→ **TASK**
Of the lines in these entries, how many contain the string "同志个人对照检查发言"? Give the number and nothing else.

→ **SUPPLIED RECORDS**
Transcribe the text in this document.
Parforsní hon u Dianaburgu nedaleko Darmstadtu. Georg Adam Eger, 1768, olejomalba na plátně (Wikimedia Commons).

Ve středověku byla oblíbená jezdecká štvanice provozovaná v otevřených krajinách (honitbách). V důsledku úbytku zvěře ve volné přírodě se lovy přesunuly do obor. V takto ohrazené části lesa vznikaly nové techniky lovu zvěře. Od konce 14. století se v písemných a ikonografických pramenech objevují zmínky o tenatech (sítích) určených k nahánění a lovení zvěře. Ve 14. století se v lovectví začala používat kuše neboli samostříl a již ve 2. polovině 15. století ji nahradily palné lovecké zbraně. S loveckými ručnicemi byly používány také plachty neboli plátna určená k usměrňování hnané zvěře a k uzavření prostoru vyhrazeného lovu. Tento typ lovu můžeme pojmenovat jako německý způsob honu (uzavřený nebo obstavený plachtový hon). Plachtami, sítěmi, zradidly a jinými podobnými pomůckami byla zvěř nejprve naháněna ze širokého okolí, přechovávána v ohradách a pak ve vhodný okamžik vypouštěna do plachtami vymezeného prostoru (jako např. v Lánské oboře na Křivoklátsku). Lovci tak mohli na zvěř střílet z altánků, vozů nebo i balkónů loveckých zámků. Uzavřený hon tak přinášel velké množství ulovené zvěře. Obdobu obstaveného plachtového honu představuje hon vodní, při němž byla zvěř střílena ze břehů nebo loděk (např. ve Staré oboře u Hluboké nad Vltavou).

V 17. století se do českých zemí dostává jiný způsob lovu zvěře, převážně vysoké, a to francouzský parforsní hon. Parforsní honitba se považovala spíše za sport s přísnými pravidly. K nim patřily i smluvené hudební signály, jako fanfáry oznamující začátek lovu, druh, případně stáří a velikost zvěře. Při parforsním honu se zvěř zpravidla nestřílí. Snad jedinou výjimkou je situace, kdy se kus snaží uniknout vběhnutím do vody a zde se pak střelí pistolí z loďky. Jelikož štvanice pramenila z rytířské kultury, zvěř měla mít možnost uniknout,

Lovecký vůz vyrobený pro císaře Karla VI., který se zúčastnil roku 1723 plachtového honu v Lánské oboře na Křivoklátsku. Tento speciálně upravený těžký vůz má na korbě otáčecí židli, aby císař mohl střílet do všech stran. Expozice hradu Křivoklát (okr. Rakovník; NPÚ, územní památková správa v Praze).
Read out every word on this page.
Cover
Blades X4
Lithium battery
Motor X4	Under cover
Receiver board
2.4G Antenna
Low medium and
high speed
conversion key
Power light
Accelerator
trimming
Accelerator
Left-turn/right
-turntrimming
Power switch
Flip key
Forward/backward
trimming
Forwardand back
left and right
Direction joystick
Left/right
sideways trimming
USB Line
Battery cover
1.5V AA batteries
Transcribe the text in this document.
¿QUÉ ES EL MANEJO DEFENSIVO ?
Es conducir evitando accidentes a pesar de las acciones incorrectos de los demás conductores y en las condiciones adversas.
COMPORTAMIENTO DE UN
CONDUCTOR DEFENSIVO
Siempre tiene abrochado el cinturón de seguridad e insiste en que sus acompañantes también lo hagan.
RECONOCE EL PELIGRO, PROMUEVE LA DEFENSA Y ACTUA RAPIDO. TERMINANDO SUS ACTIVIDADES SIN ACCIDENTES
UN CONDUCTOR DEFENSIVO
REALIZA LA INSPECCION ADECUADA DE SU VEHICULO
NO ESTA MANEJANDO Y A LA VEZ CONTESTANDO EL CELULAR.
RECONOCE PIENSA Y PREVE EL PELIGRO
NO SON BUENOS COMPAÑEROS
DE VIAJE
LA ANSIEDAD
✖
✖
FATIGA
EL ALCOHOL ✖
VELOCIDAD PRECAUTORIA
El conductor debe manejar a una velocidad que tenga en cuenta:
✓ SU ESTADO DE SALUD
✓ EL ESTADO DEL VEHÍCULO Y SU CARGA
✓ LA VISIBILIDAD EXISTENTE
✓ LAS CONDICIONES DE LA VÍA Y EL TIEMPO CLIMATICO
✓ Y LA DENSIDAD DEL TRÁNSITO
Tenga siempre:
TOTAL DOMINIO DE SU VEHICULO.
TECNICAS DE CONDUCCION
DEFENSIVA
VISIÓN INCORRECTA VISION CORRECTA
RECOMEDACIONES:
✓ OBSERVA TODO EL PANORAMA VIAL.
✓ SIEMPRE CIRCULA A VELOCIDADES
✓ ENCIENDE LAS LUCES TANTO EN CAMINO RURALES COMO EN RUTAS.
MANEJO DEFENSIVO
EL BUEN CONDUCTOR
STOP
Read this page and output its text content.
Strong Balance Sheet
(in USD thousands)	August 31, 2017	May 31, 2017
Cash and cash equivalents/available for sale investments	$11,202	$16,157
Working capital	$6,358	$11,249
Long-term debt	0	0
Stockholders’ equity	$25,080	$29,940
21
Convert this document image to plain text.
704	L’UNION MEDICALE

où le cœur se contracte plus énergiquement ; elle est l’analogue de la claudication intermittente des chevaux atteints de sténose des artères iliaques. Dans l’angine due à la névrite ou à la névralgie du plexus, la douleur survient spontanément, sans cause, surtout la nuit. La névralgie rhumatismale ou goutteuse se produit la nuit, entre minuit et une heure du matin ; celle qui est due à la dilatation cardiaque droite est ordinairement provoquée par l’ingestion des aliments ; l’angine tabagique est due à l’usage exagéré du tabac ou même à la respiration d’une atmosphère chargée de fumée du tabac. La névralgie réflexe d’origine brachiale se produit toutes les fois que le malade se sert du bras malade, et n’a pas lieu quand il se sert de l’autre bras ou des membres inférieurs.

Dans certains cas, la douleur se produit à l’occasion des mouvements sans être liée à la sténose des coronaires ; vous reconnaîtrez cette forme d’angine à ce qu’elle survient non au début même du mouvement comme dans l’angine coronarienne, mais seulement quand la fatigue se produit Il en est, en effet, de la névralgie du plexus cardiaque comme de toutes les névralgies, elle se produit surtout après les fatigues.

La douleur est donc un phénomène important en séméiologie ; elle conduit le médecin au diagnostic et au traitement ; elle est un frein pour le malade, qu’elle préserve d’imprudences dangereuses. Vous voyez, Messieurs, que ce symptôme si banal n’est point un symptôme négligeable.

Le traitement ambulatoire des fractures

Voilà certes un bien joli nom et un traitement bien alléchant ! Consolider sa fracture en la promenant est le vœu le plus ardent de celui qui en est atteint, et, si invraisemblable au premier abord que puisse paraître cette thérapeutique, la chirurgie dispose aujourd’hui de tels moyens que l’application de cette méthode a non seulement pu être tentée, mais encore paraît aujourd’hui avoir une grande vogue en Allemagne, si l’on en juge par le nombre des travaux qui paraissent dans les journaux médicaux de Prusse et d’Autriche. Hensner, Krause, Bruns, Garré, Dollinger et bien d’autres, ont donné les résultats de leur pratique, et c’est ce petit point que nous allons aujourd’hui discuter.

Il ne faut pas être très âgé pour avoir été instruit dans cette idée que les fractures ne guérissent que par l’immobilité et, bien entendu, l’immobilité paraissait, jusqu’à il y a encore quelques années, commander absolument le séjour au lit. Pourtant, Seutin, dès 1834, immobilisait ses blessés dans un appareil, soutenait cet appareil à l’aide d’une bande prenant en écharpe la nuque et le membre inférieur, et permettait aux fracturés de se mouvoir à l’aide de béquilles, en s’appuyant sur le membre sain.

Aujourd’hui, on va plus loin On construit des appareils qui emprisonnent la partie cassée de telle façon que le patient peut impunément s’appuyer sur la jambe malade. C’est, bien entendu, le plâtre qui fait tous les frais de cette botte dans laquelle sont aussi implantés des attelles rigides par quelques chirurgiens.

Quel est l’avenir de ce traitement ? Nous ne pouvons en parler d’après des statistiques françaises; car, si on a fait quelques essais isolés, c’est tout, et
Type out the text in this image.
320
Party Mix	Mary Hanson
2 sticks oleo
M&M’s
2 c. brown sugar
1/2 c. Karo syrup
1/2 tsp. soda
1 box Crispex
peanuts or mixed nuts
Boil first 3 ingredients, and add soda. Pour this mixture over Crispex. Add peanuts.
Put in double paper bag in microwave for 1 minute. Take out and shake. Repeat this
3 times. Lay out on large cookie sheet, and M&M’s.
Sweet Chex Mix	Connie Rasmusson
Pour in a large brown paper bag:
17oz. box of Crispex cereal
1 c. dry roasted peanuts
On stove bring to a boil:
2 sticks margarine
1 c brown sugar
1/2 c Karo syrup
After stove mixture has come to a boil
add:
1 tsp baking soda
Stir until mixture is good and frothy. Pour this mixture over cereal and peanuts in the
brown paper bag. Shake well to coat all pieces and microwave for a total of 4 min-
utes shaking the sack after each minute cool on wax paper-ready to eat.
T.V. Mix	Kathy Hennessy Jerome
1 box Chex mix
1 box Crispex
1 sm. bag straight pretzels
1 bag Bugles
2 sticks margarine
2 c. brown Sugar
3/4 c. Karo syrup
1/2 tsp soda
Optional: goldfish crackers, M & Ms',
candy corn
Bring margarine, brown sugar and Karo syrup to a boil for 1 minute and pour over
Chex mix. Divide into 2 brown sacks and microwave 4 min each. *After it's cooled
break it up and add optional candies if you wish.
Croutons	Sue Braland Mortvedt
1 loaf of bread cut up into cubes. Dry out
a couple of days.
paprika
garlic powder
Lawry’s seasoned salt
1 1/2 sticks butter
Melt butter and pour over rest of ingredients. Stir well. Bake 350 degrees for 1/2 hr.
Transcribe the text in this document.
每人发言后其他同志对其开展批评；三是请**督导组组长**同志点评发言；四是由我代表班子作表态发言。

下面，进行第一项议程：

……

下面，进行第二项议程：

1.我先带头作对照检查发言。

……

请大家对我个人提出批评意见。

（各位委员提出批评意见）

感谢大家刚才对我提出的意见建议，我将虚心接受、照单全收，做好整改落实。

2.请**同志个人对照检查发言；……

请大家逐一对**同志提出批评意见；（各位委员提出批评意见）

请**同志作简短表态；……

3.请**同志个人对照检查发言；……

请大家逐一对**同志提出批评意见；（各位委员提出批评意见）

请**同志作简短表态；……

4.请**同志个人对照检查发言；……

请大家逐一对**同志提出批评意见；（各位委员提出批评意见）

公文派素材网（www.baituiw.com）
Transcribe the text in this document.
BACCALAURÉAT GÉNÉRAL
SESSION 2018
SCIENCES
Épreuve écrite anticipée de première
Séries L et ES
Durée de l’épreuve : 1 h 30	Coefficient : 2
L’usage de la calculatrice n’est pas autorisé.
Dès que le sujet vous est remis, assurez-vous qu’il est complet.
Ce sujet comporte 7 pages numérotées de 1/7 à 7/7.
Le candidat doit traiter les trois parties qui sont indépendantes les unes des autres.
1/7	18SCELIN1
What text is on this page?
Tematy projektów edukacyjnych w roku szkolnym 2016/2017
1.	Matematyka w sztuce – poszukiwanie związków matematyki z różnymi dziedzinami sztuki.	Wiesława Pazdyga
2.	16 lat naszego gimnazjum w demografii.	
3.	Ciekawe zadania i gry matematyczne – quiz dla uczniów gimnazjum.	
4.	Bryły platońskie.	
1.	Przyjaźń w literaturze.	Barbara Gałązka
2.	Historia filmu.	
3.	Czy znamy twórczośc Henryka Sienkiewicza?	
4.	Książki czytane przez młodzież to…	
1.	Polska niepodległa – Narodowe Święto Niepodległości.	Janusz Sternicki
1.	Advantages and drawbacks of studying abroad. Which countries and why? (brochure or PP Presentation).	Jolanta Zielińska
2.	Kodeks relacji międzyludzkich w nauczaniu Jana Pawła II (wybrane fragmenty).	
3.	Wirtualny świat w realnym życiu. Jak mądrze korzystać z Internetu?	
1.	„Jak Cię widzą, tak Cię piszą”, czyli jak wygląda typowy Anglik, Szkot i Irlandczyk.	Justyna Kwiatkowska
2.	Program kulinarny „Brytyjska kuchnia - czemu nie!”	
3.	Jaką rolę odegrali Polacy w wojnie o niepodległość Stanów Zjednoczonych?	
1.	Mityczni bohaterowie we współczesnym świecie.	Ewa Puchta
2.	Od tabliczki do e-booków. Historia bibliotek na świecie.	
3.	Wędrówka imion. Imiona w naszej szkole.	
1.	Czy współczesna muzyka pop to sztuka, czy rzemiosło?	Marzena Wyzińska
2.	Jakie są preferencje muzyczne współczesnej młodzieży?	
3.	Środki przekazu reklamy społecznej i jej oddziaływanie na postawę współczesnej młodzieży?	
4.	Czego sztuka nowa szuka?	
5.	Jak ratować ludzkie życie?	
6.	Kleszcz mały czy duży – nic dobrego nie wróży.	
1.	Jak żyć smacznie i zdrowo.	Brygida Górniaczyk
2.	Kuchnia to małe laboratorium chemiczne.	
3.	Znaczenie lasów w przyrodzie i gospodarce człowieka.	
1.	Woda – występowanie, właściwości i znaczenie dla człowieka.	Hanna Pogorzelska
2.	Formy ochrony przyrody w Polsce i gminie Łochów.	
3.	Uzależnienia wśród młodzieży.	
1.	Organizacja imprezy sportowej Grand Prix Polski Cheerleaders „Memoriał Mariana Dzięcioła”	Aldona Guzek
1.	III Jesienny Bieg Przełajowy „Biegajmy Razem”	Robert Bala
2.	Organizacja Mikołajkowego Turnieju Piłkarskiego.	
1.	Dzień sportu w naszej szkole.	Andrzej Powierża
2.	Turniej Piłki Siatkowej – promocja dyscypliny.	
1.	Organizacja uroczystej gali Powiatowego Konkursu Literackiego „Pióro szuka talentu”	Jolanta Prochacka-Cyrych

→ **RESULT OF THIS TASK**
3